## Excerpted text:
┄┄┄┄┄┄┄┄┄┄┄┄┄┄┄┄┄┄┄┄

# Regulation of interferon signaling in melanoma by the cohesin complex protein STAG2 via 3D genome organization

> **NIH NIH R01** · CEDARS-SINAI MEDICAL CENTER · 2023 · $374,372

## Abstract

Summary
 Mammalian genomes is folded within the nucleus in a highly organized fashion.
The cohesin complex participates in the organization of 3D genome through generating
and maintaining DNA loops. The tumor suppressor STAG2, which encodes a core subunit
of the cohesin complex, is frequently mutated in various cancers. However, the impact of
STAG2 inactivation on 3D genome organization in cancer cells, especially the long-range
enhancer-promoter contacts and subsequent gene expression control, remains poorly
understood. In our preliminary studies, we have carried out RNA-seq, ChIP-seq as well as
Hi-C analyses in melanoma cells stably expressing inducible shRNA of STAG2. We have
shown that depletion of STAG2 in melanoma cells leads to expansion of topologically
associated domains (TADs) at sites where binding of STAG2 is switched to its paralog
STAG1. We also identified Interferon Regulatory Factor 9 (IRF9) as a putative direct target
of STAG2 in melanoma cells and demonstrated that loss of STAG2 activates IRF9 to
enhance type I interferon signaling and increases the expression of PD-L1. Based on
these preliminary findings, we hypothesize that loss of STAG2 results in dysregulation of
type I interferon signaling in melanoma via perturbation of 3D genome organization. In aim
1, we will characterize the molecular mechanism underlying the regulation of type I
interferon response by STAG2 in melanoma via modulating 3D genome organization. We
will also examine the chromatin interactions at the IRF9 locus and other targets in STAG2
wildtype and STAG2 mutant human melanoma samples. In aim 2, we will systematically
characterize STAG2-specific chromatin loops and investigate the effects of STAG2
inactivation on the enhancer-promoter interactome in melanoma cells by carrying out
STAG2- and H3K27ac- HiChIP analyses. In aim 3, we will examine the roles of STAG2 in
regulating tumor-induced immune evasion and in determining the sensitivity to anti-PD-1
immune checkpoint blockade in melanoma. Findings from the proposed study will very
likely reveal functions of STAG2 within the cohesin complex that contribute to the
malignant phenotypes in STAG2 mutant cancer arising from 3D genome perturbation.

┄┄┄┄┄┄┄┄┄┄┄┄┄┄┄┄┄┄┄┄

(Records from a dataset)
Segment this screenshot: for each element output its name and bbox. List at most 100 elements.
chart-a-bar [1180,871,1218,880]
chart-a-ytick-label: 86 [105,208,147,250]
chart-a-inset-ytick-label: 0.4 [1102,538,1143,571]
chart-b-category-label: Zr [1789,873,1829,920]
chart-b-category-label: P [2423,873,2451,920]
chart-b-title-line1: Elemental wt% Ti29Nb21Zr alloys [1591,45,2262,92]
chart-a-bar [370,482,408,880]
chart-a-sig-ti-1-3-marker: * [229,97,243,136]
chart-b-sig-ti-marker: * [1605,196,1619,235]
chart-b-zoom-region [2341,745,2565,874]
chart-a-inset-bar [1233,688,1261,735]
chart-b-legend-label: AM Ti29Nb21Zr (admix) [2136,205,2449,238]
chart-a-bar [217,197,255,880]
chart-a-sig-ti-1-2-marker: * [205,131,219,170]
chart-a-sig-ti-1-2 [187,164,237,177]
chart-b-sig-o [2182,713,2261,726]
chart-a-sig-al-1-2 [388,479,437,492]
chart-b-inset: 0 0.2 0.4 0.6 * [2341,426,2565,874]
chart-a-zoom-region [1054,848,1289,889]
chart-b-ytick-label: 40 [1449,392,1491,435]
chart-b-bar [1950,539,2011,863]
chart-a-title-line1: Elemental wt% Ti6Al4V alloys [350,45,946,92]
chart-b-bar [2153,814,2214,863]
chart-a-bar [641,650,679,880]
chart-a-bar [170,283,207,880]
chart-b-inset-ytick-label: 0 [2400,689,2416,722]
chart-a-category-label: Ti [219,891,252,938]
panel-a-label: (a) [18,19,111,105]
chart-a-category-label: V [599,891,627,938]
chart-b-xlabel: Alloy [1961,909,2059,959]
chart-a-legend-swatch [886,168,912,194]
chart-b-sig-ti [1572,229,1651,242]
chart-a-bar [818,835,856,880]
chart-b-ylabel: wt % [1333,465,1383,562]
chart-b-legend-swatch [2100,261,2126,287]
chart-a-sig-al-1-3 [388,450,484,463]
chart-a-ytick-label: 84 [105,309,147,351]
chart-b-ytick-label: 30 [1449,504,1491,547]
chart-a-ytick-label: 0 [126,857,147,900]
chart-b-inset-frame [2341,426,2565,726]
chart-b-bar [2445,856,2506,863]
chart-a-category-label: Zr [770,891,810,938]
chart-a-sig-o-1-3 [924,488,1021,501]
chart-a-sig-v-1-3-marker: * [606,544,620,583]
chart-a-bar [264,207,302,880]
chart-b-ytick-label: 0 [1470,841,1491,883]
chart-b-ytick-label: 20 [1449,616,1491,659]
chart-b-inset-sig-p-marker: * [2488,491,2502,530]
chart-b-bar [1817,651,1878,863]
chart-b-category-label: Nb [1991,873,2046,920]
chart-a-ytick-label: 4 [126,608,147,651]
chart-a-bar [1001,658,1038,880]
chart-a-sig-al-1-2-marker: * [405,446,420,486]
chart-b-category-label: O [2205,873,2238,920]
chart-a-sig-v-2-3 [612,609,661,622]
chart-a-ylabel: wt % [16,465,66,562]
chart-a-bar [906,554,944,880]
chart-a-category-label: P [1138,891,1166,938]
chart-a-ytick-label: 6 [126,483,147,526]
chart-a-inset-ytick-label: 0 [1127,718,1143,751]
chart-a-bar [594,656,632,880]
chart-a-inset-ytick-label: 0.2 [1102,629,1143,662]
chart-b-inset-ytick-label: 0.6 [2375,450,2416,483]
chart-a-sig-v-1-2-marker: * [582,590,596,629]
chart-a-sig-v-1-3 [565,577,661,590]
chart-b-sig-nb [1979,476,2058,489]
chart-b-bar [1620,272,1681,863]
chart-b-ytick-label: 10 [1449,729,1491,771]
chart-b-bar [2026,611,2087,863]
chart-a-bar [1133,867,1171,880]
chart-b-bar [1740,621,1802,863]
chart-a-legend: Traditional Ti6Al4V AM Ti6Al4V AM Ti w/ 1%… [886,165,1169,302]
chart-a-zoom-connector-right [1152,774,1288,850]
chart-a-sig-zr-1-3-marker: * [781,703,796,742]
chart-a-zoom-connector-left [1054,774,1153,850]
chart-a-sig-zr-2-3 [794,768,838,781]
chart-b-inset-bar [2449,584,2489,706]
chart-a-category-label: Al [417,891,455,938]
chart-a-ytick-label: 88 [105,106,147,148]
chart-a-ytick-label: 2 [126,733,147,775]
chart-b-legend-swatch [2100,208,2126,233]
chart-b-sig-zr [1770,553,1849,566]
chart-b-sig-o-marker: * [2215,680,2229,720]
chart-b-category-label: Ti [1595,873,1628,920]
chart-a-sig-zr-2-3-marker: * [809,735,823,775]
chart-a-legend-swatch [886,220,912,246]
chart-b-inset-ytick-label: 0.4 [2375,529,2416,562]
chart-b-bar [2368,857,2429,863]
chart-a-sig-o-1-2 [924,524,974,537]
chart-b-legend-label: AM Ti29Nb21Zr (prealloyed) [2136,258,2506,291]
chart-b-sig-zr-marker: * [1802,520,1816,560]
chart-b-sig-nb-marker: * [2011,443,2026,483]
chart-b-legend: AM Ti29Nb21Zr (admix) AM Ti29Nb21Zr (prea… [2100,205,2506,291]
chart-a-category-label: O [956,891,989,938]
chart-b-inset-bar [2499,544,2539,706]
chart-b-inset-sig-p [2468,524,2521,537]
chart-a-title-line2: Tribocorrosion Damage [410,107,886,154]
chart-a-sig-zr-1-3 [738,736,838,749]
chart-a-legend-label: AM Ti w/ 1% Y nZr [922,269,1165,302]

┄┄┄┄┄┄┄┄┄┄┄┄┄┄┄┄┄┄┄┄

Condense the paragraph of the grant abstract that begins "Mammalian genomes" into a bulleted list that keeps its main facts.

## Output below:
- The cohesin complex helps organize the 3D genome in the nucleus by generating and maintaining DNA loops.
- STAG2, a tumor suppressor that encodes a core cohesin subunit, is frequently mutated in various cancers. How its inactivation affects 3D genome organization and gene expression in cancer cells remains poorly understood.
- Preliminary RNA-seq, ChIP-seq and Hi-C work in melanoma cells with inducible STAG2 shRNA showed two results:
  - STAG2 depletion expands topologically associated domains (TADs) where STAG2 binding switches to its paralog STAG1.
  - IRF9 is a putative direct STAG2 target. Loss of STAG2 activates IRF9, which enhances type I interferon signaling and raises PD-L1 expression.
- Hypothesis: loss of STAG2 dysregulates type I interferon signaling in melanoma by perturbing 3D genome organization.
- Aim 1: characterize how STAG2 regulates the type I interferon response through 3D genome organization, and examine chromatin interactions at IRF9 and other targets in STAG2 wildtype and mutant human melanoma samples.
- Aim 2: characterize STAG2-specific chromatin loops and the effects of STAG2 inactivation on the enhancer-promoter interactome using STAG2- and H3K27ac-HiChIP.
- Aim 3: examine STAG2's roles in tumor-induced immune evasion and in sensitivity to anti-PD-1 immune checkpoint blockade in melanoma.
- Expected outcome: the study will likely reveal cohesin-related functions of STAG2 that drive malignant phenotypes in STAG2 mutant cancer through 3D genome perturbation.